--- Start GIVEN INFORMATION ---
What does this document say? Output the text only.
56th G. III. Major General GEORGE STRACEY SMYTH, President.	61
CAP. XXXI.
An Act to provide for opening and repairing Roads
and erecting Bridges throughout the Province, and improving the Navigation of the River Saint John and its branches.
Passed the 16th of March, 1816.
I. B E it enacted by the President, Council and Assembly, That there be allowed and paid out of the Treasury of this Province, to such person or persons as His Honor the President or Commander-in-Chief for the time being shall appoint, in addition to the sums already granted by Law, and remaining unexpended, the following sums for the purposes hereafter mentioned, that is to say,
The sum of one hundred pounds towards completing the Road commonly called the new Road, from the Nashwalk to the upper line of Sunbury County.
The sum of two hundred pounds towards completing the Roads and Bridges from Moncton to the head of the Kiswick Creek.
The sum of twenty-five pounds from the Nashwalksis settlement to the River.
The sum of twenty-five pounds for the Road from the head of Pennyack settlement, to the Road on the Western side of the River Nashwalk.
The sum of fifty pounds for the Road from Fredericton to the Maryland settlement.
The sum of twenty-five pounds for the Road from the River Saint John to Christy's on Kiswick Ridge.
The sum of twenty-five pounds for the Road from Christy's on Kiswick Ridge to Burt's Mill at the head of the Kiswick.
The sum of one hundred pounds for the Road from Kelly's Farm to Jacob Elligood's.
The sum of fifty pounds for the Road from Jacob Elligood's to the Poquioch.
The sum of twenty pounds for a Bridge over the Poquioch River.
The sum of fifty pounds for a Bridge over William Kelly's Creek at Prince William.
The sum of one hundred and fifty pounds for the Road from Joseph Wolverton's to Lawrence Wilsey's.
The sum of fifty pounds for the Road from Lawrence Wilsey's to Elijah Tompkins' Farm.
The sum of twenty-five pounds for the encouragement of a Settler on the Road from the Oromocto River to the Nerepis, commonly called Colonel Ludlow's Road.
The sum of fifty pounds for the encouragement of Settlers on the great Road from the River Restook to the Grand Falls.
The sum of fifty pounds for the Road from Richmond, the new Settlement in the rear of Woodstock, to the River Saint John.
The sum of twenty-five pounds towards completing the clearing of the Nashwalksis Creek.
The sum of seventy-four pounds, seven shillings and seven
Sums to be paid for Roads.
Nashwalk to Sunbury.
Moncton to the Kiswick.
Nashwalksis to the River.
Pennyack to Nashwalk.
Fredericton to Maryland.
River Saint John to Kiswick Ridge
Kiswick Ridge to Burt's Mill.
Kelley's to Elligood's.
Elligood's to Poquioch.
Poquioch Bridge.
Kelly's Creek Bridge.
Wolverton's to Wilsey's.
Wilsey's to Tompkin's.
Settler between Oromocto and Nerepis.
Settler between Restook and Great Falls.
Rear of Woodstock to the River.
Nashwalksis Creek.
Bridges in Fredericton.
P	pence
--- End GIVEN INFORMATION ---
▸ WHAT TO PRODUCE:
Retype the records that precede this task, keeping them exactly the same.

▸ ANSWER TO THE PROBLEM:
What does this document say? Output the text only.
56th G. III. Major General GEORGE STRACEY SMYTH, President.	61
CAP. XXXI.
An Act to provide for opening and repairing Roads
and erecting Bridges throughout the Province, and improving the Navigation of the River Saint John and its branches.
Passed the 16th of March, 1816.
I. B E it enacted by the President, Council and Assembly, That there be allowed and paid out of the Treasury of this Province, to such person or persons as His Honor the President or Commander-in-Chief for the time being shall appoint, in addition to the sums already granted by Law, and remaining unexpended, the following sums for the purposes hereafter mentioned, that is to say,
The sum of one hundred pounds towards completing the Road commonly called the new Road, from the Nashwalk to the upper line of Sunbury County.
The sum of two hundred pounds towards completing the Roads and Bridges from Moncton to the head of the Kiswick Creek.
The sum of twenty-five pounds from the Nashwalksis settlement to the River.
The sum of twenty-five pounds for the Road from the head of Pennyack settlement, to the Road on the Western side of the River Nashwalk.
The sum of fifty pounds for the Road from Fredericton to the Maryland settlement.
The sum of twenty-five pounds for the Road from the River Saint John to Christy's on Kiswick Ridge.
The sum of twenty-five pounds for the Road from Christy's on Kiswick Ridge to Burt's Mill at the head of the Kiswick.
The sum of one hundred pounds for the Road from Kelly's Farm to Jacob Elligood's.
The sum of fifty pounds for the Road from Jacob Elligood's to the Poquioch.
The sum of twenty pounds for a Bridge over the Poquioch River.
The sum of fifty pounds for a Bridge over William Kelly's Creek at Prince William.
The sum of one hundred and fifty pounds for the Road from Joseph Wolverton's to Lawrence Wilsey's.
The sum of fifty pounds for the Road from Lawrence Wilsey's to Elijah Tompkins' Farm.
The sum of twenty-five pounds for the encouragement of a Settler on the Road from the Oromocto River to the Nerepis, commonly called Colonel Ludlow's Road.
The sum of fifty pounds for the encouragement of Settlers on the great Road from the River Restook to the Grand Falls.
The sum of fifty pounds for the Road from Richmond, the new Settlement in the rear of Woodstock, to the River Saint John.
The sum of twenty-five pounds towards completing the clearing of the Nashwalksis Creek.
The sum of seventy-four pounds, seven shillings and seven
Sums to be paid for Roads.
Nashwalk to Sunbury.
Moncton to the Kiswick.
Nashwalksis to the River.
Pennyack to Nashwalk.
Fredericton to Maryland.
River Saint John to Kiswick Ridge
Kiswick Ridge to Burt's Mill.
Kelley's to Elligood's.
Elligood's to Poquioch.
Poquioch Bridge.
Kelly's Creek Bridge.
Wolverton's to Wilsey's.
Wilsey's to Tompkin's.
Settler between Oromocto and Nerepis.
Settler between Restook and Great Falls.
Rear of Woodstock to the River.
Nashwalksis Creek.
Bridges in Fredericton.
P	pence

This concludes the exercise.